* **INFORMATION PROVIDED**:
----------
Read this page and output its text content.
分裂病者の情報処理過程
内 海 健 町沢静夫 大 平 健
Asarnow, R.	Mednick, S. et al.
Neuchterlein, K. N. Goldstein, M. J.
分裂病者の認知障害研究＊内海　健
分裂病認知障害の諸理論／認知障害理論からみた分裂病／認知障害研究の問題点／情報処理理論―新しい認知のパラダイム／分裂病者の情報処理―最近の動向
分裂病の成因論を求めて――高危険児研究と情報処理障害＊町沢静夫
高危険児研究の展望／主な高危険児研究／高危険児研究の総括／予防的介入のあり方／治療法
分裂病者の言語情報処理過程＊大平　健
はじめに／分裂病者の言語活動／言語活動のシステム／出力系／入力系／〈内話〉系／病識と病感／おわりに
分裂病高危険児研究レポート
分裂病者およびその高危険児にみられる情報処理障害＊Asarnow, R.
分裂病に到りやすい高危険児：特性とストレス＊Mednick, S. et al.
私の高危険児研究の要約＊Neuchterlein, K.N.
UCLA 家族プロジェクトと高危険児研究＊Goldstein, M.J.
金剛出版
----------
* **EXERCISE TASK**: Tell how many lines include "Asarnow". The number is the whole answer.

* **THE RESULT**: 2